• _Direction_:
Word for word, transcribe the lines below and drop the pictures.

+++ Exercise input

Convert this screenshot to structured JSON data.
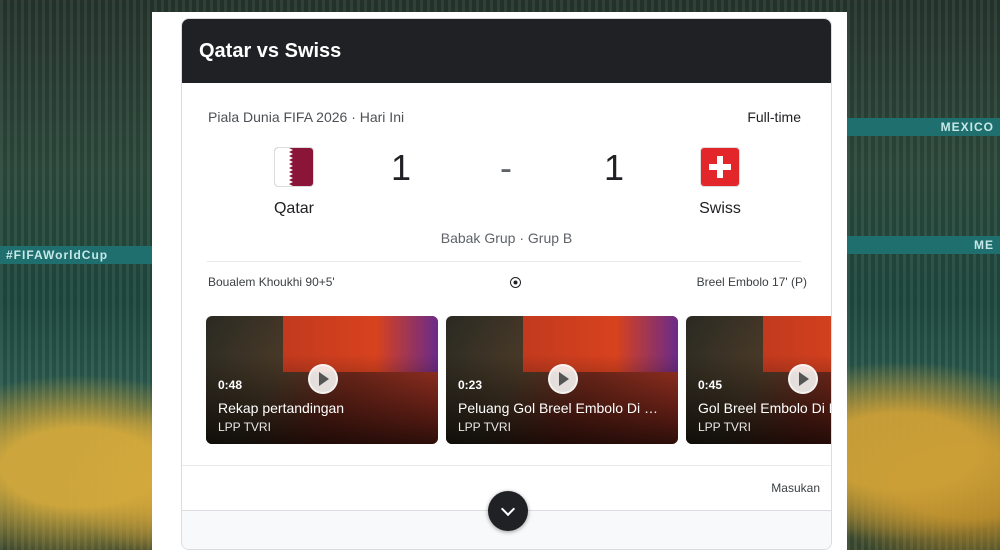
{
  "header": {
    "title": "Qatar vs Swiss"
  },
  "background": {
    "banner_left": "#FIFAWorldCup",
    "banner_right": "MEXICO",
    "banner_right2": "ME"
  },
  "match": {
    "competition": "Piala Dunia FIFA 2026 · Hari Ini",
    "status": "Full-time",
    "home": {
      "name": "Qatar",
      "score": "1",
      "flag_icon": "qatar-flag-icon",
      "color": "#8a1538"
    },
    "away": {
      "name": "Swiss",
      "score": "1",
      "flag_icon": "switzerland-flag-icon",
      "color": "#e3262a"
    },
    "separator": "-",
    "stage": "Babak Grup · Grup B",
    "home_scorer": "Boualem Khoukhi 90+5'",
    "away_scorer": "Breel Embolo 17' (P)"
  },
  "videos": [
    {
      "duration": "0:48",
      "title": "Rekap pertandingan",
      "source": "LPP TVRI"
    },
    {
      "duration": "0:23",
      "title": "Peluang Gol Breel Embolo Di …",
      "source": "LPP TVRI"
    },
    {
      "duration": "0:45",
      "title": "Gol Breel Embolo Di M",
      "source": "LPP TVRI"
    }
  ],
  "footer": {
    "feedback_label": "Masukan"
  }
}
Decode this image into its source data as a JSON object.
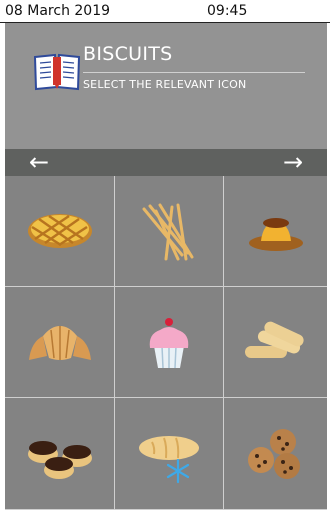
{
  "status_bar": {
    "date": "08 March 2019",
    "time": "09:45"
  },
  "header": {
    "title": "BISCUITS",
    "subtitle": "SELECT THE RELEVANT ICON",
    "icon": "open-book-icon"
  },
  "nav": {
    "prev_arrow": "←",
    "next_arrow": "→"
  },
  "grid_icons": [
    "pie-icon",
    "breadsticks-icon",
    "flan-icon",
    "croissant-icon",
    "cupcake-icon",
    "ladyfingers-icon",
    "eclairs-icon",
    "frozen-bread-icon",
    "cookies-icon"
  ]
}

++++++

• _The completed task_:
Convert this screenshot to structured JSON data.
{
  "header": {
    "title": "Qatar vs Swiss"
  },
  "background": {
    "banner_left": "#FIFAWorldCup",
    "banner_right": "MEXICO",
    "banner_right2": "ME"
  },
  "match": {
    "competition": "Piala Dunia FIFA 2026 · Hari Ini",
    "status": "Full-time",
    "home": {
      "name": "Qatar",
      "score": "1",
      "flag_icon": "qatar-flag-icon",
      "color": "#8a1538"
    },
    "away": {
      "name": "Swiss",
      "score": "1",
      "flag_icon": "switzerland-flag-icon",
      "color": "#e3262a"
    },
    "separator": "-",
    "stage": "Babak Grup · Grup B",
    "home_scorer": "Boualem Khoukhi 90+5'",
    "away_scorer": "Breel Embolo 17' (P)"
  },
  "videos": [
    {
      "duration": "0:48",
      "title": "Rekap pertandingan",
      "source": "LPP TVRI"
    },
    {
      "duration": "0:23",
      "title": "Peluang Gol Breel Embolo Di …",
      "source": "LPP TVRI"
    },
    {
      "duration": "0:45",
      "title": "Gol Breel Embolo Di M",
      "source": "LPP TVRI"
    }
  ],
  "footer": {
    "feedback_label": "Masukan"
  }
}
Decode this image into its source data as a JSON object.
{
  "status_bar": {
    "date": "08 March 2019",
    "time": "09:45"
  },
  "header": {
    "title": "BISCUITS",
    "subtitle": "SELECT THE RELEVANT ICON",
    "icon": "open-book-icon"
  },
  "nav": {
    "prev_arrow": "←",
    "next_arrow": "→"
  },
  "grid_icons": [
    "pie-icon",
    "breadsticks-icon",
    "flan-icon",
    "croissant-icon",
    "cupcake-icon",
    "ladyfingers-icon",
    "eclairs-icon",
    "frozen-bread-icon",
    "cookies-icon"
  ]
}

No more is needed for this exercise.